### Short exercise:
Format the listing from its first line up to and including the line with "x-tick-label: 2009 — [482, 440, 522, 460]" as a Markdown table with two columns, n for the row number and Line for the line itself. Leave out any blank lines.

### Layout annotation data:
___
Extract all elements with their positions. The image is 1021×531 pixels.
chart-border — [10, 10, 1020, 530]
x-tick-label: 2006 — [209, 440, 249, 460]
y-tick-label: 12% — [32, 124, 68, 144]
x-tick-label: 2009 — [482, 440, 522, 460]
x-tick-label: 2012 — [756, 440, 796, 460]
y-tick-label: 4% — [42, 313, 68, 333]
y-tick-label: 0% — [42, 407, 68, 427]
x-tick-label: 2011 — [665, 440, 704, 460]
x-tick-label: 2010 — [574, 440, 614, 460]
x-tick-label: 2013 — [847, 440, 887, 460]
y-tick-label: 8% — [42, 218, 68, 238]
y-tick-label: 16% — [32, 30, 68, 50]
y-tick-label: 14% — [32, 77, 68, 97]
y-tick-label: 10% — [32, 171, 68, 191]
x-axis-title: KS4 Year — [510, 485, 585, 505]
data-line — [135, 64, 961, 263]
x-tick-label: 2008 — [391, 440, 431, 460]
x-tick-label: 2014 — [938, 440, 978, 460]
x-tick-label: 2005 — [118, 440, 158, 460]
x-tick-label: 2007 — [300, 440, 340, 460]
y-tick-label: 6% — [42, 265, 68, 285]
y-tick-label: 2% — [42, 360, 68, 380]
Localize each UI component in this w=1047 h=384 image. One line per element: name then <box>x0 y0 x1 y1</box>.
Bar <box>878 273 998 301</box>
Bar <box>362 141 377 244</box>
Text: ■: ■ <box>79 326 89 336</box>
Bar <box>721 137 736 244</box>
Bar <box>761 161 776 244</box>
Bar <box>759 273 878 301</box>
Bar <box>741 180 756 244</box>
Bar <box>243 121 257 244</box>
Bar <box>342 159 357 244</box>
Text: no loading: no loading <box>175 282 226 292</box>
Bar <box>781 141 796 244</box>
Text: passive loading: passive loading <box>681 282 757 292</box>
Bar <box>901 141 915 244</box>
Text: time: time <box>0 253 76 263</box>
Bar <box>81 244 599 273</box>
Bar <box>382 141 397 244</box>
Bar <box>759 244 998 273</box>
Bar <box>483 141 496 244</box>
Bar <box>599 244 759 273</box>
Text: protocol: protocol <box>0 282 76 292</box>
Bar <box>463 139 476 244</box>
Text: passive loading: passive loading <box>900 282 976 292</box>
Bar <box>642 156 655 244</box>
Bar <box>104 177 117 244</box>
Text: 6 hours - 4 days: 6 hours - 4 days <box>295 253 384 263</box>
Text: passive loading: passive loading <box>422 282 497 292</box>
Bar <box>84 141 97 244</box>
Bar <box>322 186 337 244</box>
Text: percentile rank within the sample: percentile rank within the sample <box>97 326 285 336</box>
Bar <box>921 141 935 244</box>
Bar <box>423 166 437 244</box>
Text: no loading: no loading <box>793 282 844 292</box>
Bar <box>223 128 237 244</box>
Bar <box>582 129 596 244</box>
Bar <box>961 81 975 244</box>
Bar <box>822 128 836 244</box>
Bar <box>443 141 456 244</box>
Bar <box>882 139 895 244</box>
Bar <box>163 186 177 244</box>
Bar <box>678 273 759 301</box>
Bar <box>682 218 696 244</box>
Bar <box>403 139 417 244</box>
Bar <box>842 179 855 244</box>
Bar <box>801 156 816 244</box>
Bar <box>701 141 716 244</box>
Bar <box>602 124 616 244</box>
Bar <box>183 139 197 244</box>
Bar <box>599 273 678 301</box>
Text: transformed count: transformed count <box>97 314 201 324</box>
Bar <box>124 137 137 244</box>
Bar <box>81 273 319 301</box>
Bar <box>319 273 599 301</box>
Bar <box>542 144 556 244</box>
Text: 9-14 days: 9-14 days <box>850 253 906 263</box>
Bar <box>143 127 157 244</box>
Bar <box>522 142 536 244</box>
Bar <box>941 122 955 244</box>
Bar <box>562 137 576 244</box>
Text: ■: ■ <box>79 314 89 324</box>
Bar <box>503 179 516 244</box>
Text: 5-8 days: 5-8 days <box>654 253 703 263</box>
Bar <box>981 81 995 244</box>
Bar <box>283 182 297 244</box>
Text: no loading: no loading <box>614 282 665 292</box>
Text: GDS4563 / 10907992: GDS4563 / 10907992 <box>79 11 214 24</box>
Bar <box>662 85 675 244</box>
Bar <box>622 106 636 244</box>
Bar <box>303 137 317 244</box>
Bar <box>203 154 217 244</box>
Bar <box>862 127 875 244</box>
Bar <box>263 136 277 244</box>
___
### Answer:
| n | Line |
|---|---|
| 1 | Extract all elements with their positions. The image is 1021×531 pixels. |
| 2 | chart-border — [10, 10, 1020, 530] |
| 3 | x-tick-label: 2006 — [209, 440, 249, 460] |
| 4 | y-tick-label: 12% — [32, 124, 68, 144] |
| 5 | x-tick-label: 2009 — [482, 440, 522, 460] |